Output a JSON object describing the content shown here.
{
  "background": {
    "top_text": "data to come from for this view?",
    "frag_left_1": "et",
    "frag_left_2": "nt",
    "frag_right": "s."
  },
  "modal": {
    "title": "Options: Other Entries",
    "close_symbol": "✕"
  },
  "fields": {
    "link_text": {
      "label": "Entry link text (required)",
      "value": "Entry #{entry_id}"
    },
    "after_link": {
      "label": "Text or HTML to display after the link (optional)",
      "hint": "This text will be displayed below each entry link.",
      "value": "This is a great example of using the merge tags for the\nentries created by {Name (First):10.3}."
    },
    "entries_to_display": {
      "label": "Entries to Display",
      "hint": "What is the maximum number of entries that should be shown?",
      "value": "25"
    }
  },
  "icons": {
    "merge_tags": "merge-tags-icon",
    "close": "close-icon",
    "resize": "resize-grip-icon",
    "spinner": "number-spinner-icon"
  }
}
★ ★ ★ ★ ★
Goal
Identify each line in the records above that contains the word "label", and copy it out in full.

Written solution
      "label": "Entry link text (required)",
      "label": "Text or HTML to display after the link (optional)",
      "label": "Entries to Display",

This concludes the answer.